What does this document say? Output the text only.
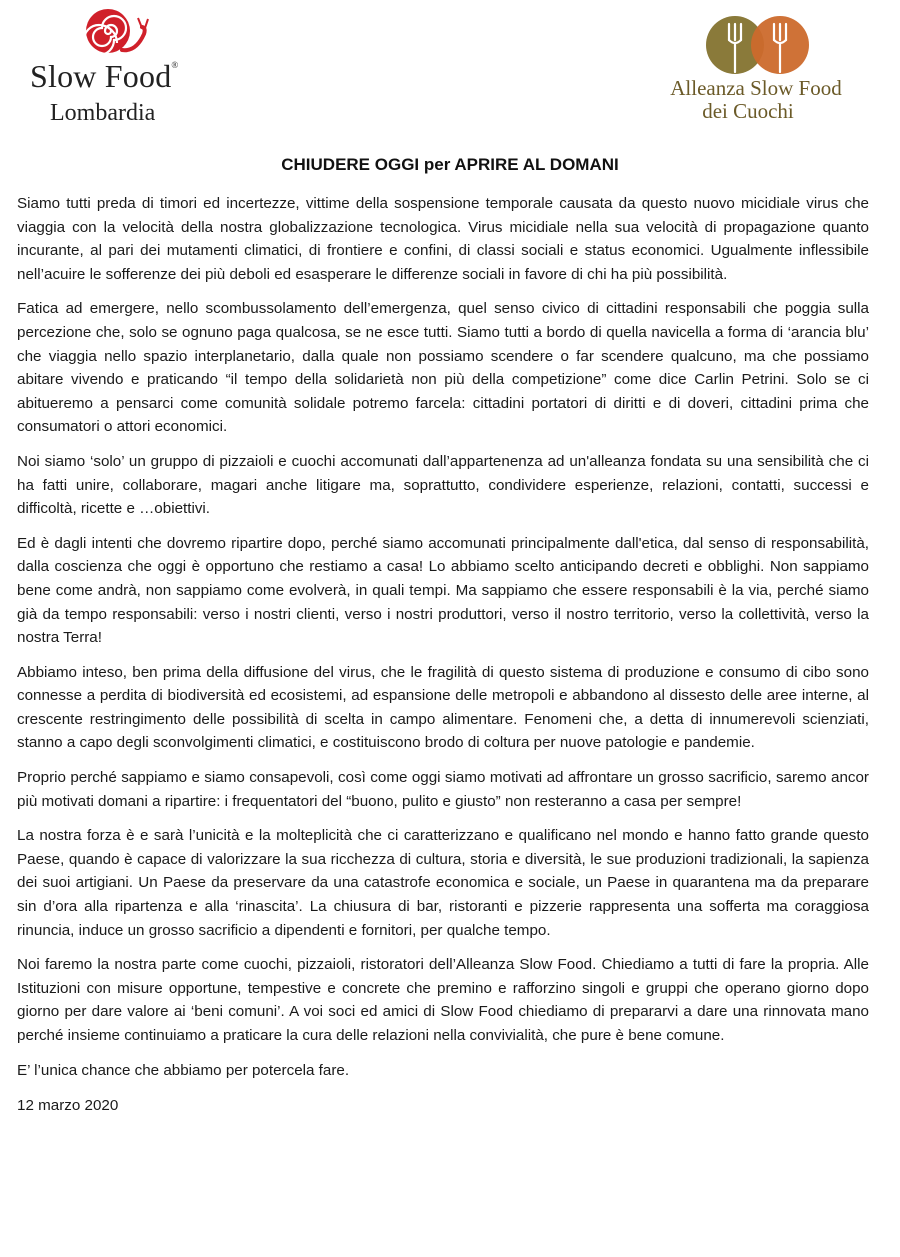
Slow Food®
Lombardia
Alleanza Slow Food
dei Cuochi
CHIUDERE OGGI per APRIRE AL DOMANI

Siamo tutti preda di timori ed incertezze, vittime della sospensione temporale causata da questo nuovo micidiale virus che viaggia con la velocità della nostra globalizzazione tecnologica. Virus micidiale nella sua velocità di propagazione quanto incurante, al pari dei mutamenti climatici, di frontiere e confini, di classi sociali e status economici. Ugualmente inflessibile nell’acuire le sofferenze dei più deboli ed esasperare le differenze sociali in favore di chi ha più possibilità.

Fatica ad emergere, nello scombussolamento dell’emergenza, quel senso civico di cittadini responsabili che poggia sulla percezione che, solo se ognuno paga qualcosa, se ne esce tutti. Siamo tutti a bordo di quella navicella a forma di ‘arancia blu’ che viaggia nello spazio interplanetario, dalla quale non possiamo scendere o far scendere qualcuno, ma che possiamo abitare vivendo e praticando “il tempo della solidarietà non più della competizione” come dice Carlin Petrini. Solo se ci abitueremo a pensarci come comunità solidale potremo farcela: cittadini portatori di diritti e di doveri, cittadini prima che consumatori o attori economici.

Noi siamo ‘solo’ un gruppo di pizzaioli e cuochi accomunati dall’appartenenza ad un'alleanza fondata su una sensibilità che ci ha fatti unire, collaborare, magari anche litigare ma, soprattutto, condividere esperienze, relazioni, contatti, successi e difficoltà, ricette e …obiettivi.

Ed è dagli intenti che dovremo ripartire dopo, perché siamo accomunati principalmente dall'etica, dal senso di responsabilità, dalla coscienza che oggi è opportuno che restiamo a casa! Lo abbiamo scelto anticipando decreti e obblighi. Non sappiamo bene come andrà, non sappiamo come evolverà, in quali tempi. Ma sappiamo che essere responsabili è la via, perché siamo già da tempo responsabili: verso i nostri clienti, verso i nostri produttori, verso il nostro territorio, verso la collettività, verso la nostra Terra!

Abbiamo inteso, ben prima della diffusione del virus, che le fragilità di questo sistema di produzione e consumo di cibo sono connesse a perdita di biodiversità ed ecosistemi, ad espansione delle metropoli e abbandono al dissesto delle aree interne, al crescente restringimento delle possibilità di scelta in campo alimentare. Fenomeni che, a detta di innumerevoli scienziati, stanno a capo degli sconvolgimenti climatici, e costituiscono brodo di coltura per nuove patologie e pandemie.

Proprio perché sappiamo e siamo consapevoli, così come oggi siamo motivati ad affrontare un grosso sacrificio, saremo ancor più motivati domani a ripartire: i frequentatori del “buono, pulito e giusto” non resteranno a casa per sempre!

La nostra forza è e sarà l’unicità e la molteplicità che ci caratterizzano e qualificano nel mondo e hanno fatto grande questo Paese, quando è capace di valorizzare la sua ricchezza di cultura, storia e diversità, le sue produzioni tradizionali, la sapienza dei suoi artigiani. Un Paese da preservare da una catastrofe economica e sociale, un Paese in quarantena ma da preparare sin d’ora alla ripartenza e alla ‘rinascita’. La chiusura di bar, ristoranti e pizzerie rappresenta una sofferta ma coraggiosa rinuncia, induce un grosso sacrificio a dipendenti e fornitori, per qualche tempo.

Noi faremo la nostra parte come cuochi, pizzaioli, ristoratori dell’Alleanza Slow Food. Chiediamo a tutti di fare la propria. Alle Istituzioni con misure opportune, tempestive e concrete che premino e rafforzino singoli e gruppi che operano giorno dopo giorno per dare valore ai ‘beni comuni’. A voi soci ed amici di Slow Food chiediamo di prepararvi a dare una rinnovata mano perché insieme continuiamo a praticare la cura delle relazioni nella convivialità, che pure è bene comune.

E’ l’unica chance che abbiamo per potercela fare.

12 marzo 2020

___

**What to produce:** Across the records above, how many lines does the word "fare" appear on? Reply with the number only.

**Answer to the problem:** 2